Return the records that follow, unchanged and complete.

-*-*-

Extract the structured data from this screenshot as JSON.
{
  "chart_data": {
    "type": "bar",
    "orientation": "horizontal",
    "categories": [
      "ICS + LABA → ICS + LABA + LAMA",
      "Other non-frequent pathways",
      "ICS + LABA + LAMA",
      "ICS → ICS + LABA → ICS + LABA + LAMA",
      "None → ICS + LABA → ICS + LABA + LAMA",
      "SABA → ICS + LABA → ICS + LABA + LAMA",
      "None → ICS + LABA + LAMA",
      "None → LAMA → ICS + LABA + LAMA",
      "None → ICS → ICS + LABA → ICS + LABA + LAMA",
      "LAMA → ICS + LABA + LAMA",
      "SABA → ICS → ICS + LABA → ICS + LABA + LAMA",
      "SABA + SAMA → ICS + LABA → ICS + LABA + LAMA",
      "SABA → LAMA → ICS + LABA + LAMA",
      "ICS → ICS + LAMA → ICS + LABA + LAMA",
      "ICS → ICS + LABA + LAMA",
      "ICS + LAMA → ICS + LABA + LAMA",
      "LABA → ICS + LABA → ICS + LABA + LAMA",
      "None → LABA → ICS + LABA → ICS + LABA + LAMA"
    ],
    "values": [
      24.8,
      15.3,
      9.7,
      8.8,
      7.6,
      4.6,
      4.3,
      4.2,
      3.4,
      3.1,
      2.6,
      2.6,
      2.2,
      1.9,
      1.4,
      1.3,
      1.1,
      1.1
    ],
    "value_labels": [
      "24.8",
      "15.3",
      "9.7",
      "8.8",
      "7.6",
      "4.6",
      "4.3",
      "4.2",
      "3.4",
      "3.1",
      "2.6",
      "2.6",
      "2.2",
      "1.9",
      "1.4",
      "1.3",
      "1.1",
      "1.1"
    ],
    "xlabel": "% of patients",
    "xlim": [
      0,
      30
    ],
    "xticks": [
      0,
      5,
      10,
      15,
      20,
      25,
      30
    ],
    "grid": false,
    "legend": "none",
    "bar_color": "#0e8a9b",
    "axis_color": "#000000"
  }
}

-*-*-

• _Result for this exercise_:
Extract the structured data from this screenshot as JSON.
{
  "chart_data": {
    "type": "bar",
    "orientation": "horizontal",
    "categories": [
      "ICS + LABA → ICS + LABA + LAMA",
      "Other non-frequent pathways",
      "ICS + LABA + LAMA",
      "ICS → ICS + LABA → ICS + LABA + LAMA",
      "None → ICS + LABA → ICS + LABA + LAMA",
      "SABA → ICS + LABA → ICS + LABA + LAMA",
      "None → ICS + LABA + LAMA",
      "None → LAMA → ICS + LABA + LAMA",
      "None → ICS → ICS + LABA → ICS + LABA + LAMA",
      "LAMA → ICS + LABA + LAMA",
      "SABA → ICS → ICS + LABA → ICS + LABA + LAMA",
      "SABA + SAMA → ICS + LABA → ICS + LABA + LAMA",
      "SABA → LAMA → ICS + LABA + LAMA",
      "ICS → ICS + LAMA → ICS + LABA + LAMA",
      "ICS → ICS + LABA + LAMA",
      "ICS + LAMA → ICS + LABA + LAMA",
      "LABA → ICS + LABA → ICS + LABA + LAMA",
      "None → LABA → ICS + LABA → ICS + LABA + LAMA"
    ],
    "values": [
      24.8,
      15.3,
      9.7,
      8.8,
      7.6,
      4.6,
      4.3,
      4.2,
      3.4,
      3.1,
      2.6,
      2.6,
      2.2,
      1.9,
      1.4,
      1.3,
      1.1,
      1.1
    ],
    "value_labels": [
      "24.8",
      "15.3",
      "9.7",
      "8.8",
      "7.6",
      "4.6",
      "4.3",
      "4.2",
      "3.4",
      "3.1",
      "2.6",
      "2.6",
      "2.2",
      "1.9",
      "1.4",
      "1.3",
      "1.1",
      "1.1"
    ],
    "xlabel": "% of patients",
    "xlim": [
      0,
      30
    ],
    "xticks": [
      0,
      5,
      10,
      15,
      20,
      25,
      30
    ],
    "grid": false,
    "legend": "none",
    "bar_color": "#0e8a9b",
    "axis_color": "#000000"
  }
}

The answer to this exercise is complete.